Data extracted from a collection:
● ● ● ● ● ● ●
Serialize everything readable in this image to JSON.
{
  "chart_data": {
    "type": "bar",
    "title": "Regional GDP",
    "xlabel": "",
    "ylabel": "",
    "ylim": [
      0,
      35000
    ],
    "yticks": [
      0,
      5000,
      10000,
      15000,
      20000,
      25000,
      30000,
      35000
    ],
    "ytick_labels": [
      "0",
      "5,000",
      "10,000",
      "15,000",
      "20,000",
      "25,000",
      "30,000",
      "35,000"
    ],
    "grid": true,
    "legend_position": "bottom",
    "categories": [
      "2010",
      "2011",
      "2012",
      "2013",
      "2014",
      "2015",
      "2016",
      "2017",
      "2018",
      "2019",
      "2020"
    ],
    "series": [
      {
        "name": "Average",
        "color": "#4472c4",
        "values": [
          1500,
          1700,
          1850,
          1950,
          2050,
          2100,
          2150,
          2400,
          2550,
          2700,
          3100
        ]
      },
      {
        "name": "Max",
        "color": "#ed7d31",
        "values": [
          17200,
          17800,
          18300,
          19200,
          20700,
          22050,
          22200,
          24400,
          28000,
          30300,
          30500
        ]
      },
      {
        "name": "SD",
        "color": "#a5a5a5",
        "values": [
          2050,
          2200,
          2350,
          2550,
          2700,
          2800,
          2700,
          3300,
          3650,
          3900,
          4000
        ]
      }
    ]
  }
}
● ● ● ● ● ● ●
Description of the task: Copy the records above exactly as they appear.

Answer to this task:
Serialize everything readable in this image to JSON.
{
  "chart_data": {
    "type": "bar",
    "title": "Regional GDP",
    "xlabel": "",
    "ylabel": "",
    "ylim": [
      0,
      35000
    ],
    "yticks": [
      0,
      5000,
      10000,
      15000,
      20000,
      25000,
      30000,
      35000
    ],
    "ytick_labels": [
      "0",
      "5,000",
      "10,000",
      "15,000",
      "20,000",
      "25,000",
      "30,000",
      "35,000"
    ],
    "grid": true,
    "legend_position": "bottom",
    "categories": [
      "2010",
      "2011",
      "2012",
      "2013",
      "2014",
      "2015",
      "2016",
      "2017",
      "2018",
      "2019",
      "2020"
    ],
    "series": [
      {
        "name": "Average",
        "color": "#4472c4",
        "values": [
          1500,
          1700,
          1850,
          1950,
          2050,
          2100,
          2150,
          2400,
          2550,
          2700,
          3100
        ]
      },
      {
        "name": "Max",
        "color": "#ed7d31",
        "values": [
          17200,
          17800,
          18300,
          19200,
          20700,
          22050,
          22200,
          24400,
          28000,
          30300,
          30500
        ]
      },
      {
        "name": "SD",
        "color": "#a5a5a5",
        "values": [
          2050,
          2200,
          2350,
          2550,
          2700,
          2800,
          2700,
          3300,
          3650,
          3900,
          4000
        ]
      }
    ]
  }
}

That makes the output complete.